▶ WRITTEN TASK: Your answer must consist solely of the number of lines that contain the word "china".
--- start RAW DATA ---
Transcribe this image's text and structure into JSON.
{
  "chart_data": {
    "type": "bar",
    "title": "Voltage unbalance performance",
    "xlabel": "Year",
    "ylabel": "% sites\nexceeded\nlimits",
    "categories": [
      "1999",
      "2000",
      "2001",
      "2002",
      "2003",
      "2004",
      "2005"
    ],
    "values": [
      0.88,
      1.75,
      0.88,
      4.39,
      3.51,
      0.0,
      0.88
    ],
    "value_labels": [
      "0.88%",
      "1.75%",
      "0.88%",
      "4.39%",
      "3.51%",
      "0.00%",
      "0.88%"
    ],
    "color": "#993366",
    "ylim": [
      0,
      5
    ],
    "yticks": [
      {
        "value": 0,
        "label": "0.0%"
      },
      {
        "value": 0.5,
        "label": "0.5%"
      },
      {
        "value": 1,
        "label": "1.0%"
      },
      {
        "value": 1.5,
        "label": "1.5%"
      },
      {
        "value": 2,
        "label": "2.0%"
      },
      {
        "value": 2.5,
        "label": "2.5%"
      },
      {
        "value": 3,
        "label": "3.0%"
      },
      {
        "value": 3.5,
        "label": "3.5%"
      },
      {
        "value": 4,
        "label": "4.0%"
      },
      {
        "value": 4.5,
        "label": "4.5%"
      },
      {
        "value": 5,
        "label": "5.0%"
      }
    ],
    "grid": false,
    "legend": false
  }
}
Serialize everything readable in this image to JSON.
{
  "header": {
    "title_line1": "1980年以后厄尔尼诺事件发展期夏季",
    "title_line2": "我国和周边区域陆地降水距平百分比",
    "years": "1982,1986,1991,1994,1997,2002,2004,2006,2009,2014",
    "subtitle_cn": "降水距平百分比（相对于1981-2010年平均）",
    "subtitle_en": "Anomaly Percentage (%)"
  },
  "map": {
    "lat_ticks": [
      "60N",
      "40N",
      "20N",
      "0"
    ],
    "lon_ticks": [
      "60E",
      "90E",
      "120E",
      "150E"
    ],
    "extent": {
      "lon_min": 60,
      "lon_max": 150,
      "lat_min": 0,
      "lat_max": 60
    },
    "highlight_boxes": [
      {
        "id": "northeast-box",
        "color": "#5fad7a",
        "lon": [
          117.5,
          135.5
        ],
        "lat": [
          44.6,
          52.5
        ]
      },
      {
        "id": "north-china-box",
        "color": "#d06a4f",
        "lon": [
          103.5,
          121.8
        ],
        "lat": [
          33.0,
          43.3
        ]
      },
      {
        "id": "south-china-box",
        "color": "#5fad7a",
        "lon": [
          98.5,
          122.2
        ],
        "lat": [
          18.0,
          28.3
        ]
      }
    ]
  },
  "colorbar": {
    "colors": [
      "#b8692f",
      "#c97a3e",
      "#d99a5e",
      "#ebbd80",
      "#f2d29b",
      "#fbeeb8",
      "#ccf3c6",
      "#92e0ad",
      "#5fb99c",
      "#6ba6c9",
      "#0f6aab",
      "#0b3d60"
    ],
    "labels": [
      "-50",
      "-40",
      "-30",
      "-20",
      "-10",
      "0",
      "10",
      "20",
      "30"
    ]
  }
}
--- end RAW DATA ---
▶ THE OUTPUT: 2